(Stored data)
==================================================

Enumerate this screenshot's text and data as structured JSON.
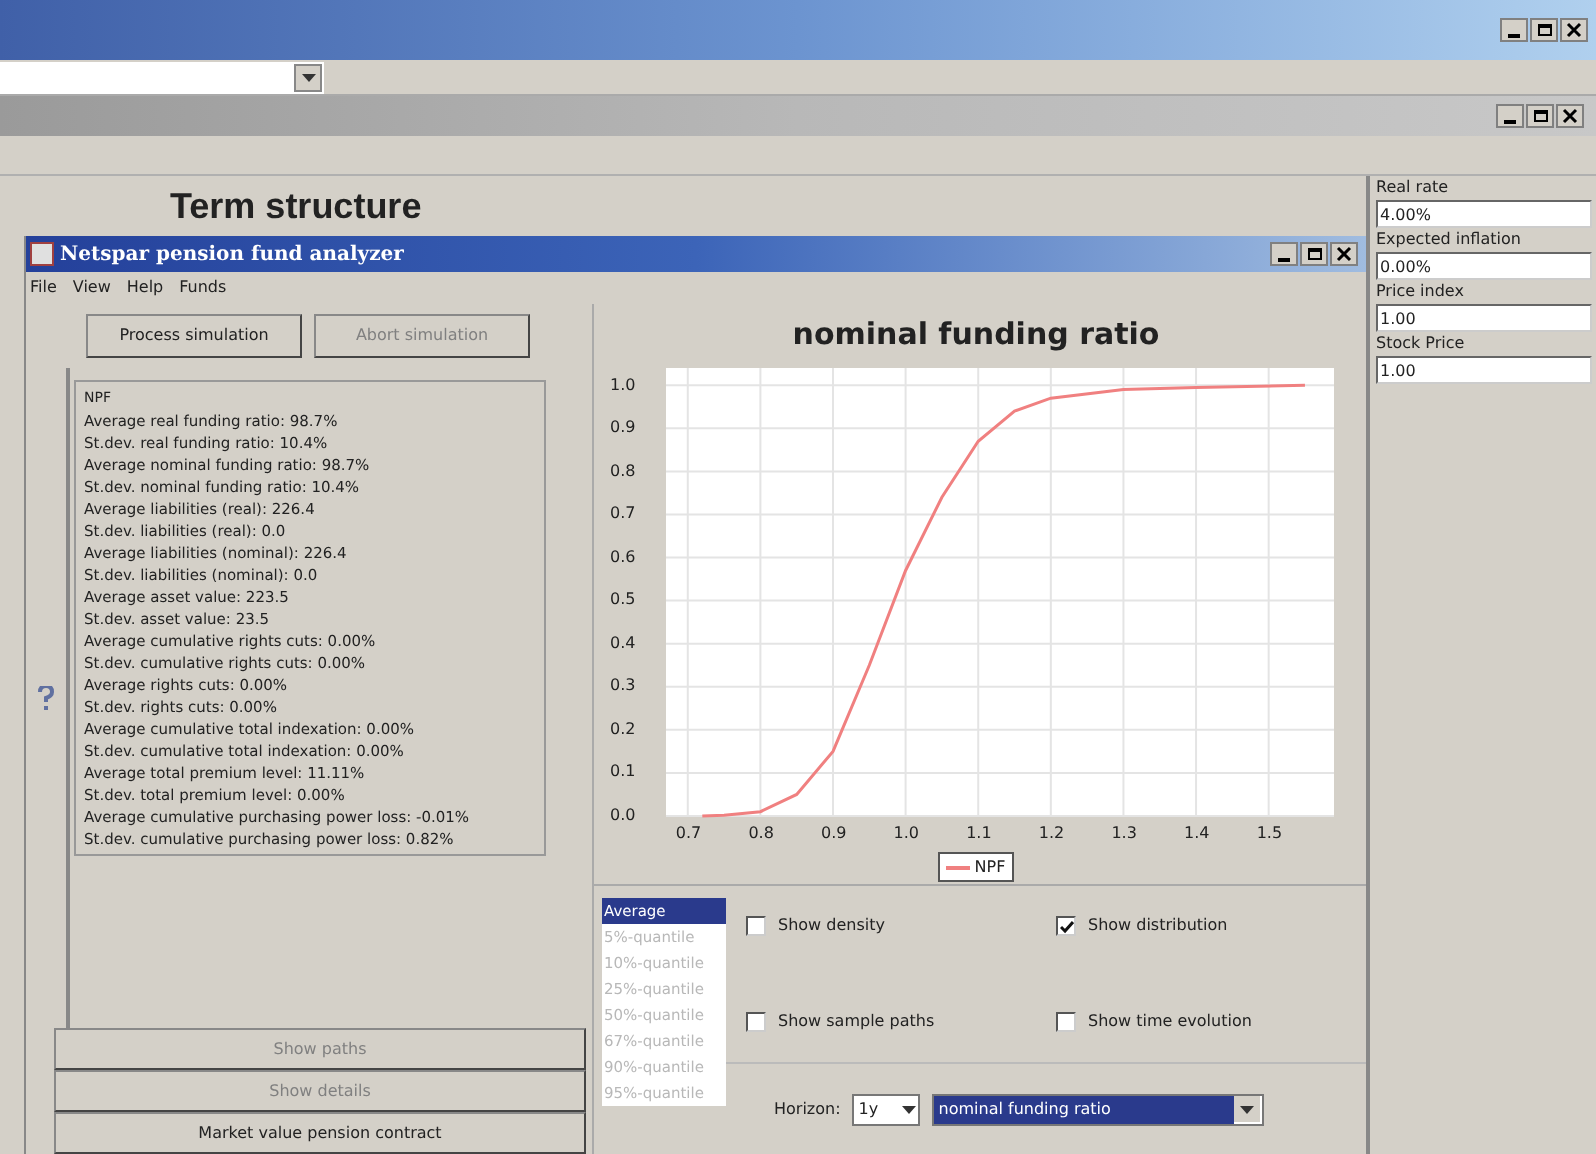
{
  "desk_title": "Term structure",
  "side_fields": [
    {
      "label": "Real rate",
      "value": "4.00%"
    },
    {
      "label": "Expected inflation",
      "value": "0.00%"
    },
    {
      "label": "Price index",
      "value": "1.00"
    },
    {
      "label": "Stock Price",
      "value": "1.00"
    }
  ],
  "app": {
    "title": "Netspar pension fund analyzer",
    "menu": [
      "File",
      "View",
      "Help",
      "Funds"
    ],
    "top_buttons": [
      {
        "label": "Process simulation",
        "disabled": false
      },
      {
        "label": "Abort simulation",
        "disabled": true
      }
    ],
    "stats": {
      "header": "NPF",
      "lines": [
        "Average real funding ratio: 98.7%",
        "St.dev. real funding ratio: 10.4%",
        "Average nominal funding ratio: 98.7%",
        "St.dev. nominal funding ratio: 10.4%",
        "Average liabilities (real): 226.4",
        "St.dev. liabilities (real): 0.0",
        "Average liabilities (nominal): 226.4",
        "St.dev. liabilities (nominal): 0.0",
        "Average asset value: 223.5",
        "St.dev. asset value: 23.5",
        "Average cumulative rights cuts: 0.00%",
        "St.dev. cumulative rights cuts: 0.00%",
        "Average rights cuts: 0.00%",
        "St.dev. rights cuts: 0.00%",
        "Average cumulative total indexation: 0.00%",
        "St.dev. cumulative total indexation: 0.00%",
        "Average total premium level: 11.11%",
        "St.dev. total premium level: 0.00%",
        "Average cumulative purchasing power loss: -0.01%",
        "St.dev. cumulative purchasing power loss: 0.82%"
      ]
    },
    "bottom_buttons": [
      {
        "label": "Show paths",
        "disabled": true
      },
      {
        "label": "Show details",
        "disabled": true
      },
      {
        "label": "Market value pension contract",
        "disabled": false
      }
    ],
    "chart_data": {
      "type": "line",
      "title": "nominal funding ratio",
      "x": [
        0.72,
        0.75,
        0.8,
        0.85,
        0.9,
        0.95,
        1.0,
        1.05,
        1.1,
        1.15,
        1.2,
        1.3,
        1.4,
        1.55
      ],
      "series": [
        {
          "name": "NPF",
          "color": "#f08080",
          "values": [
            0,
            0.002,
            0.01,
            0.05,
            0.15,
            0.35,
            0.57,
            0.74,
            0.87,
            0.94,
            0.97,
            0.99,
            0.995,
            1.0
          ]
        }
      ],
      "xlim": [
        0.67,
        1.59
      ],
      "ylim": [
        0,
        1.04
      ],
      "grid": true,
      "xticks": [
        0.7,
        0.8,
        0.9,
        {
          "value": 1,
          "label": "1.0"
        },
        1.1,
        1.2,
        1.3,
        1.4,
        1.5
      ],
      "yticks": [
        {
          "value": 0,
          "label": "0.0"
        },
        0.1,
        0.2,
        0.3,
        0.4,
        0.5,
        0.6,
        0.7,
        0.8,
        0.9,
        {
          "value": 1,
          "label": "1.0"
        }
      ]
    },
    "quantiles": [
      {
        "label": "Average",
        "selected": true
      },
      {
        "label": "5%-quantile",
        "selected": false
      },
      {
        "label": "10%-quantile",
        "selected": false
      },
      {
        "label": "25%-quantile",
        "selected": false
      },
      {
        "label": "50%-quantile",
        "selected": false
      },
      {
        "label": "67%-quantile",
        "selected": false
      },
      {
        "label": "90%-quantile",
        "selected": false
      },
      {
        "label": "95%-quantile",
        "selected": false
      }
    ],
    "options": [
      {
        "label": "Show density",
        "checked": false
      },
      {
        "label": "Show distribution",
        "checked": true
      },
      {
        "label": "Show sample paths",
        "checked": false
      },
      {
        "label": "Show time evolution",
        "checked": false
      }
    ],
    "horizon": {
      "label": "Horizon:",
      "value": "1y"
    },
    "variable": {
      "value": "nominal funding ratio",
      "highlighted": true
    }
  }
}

==================================================

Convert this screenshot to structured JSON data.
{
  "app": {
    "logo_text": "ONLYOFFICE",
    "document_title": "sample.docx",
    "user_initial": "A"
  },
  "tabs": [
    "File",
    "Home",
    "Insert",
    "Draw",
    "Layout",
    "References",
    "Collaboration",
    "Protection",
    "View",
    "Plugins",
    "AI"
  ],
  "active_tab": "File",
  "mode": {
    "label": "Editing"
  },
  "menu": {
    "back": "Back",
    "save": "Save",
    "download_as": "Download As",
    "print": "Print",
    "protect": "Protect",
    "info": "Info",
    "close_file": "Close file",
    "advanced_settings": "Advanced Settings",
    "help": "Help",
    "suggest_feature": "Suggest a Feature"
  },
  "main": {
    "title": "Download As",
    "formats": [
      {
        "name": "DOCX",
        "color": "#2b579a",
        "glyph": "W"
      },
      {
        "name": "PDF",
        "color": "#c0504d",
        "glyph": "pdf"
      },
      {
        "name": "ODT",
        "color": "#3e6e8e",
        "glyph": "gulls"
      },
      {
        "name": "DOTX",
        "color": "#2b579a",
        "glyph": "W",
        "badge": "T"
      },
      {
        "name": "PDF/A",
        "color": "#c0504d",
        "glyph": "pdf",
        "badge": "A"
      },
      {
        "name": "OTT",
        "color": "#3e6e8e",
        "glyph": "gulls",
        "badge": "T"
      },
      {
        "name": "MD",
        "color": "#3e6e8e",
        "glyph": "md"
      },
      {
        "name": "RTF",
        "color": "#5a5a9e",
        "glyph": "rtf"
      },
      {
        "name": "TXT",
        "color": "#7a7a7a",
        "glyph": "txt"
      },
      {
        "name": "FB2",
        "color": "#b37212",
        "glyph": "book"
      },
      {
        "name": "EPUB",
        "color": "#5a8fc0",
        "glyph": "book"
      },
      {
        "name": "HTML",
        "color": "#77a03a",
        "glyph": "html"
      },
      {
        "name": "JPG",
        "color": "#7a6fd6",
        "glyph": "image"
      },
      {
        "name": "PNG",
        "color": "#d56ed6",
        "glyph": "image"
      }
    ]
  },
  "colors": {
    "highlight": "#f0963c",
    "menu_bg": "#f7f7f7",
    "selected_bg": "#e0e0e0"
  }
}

==================================================

Reproduce every line from the entries that holds the word "loss".

• Written solution:
        "Average cumulative purchasing power loss: -0.01%",
        "St.dev. cumulative purchasing power loss: 0.82%"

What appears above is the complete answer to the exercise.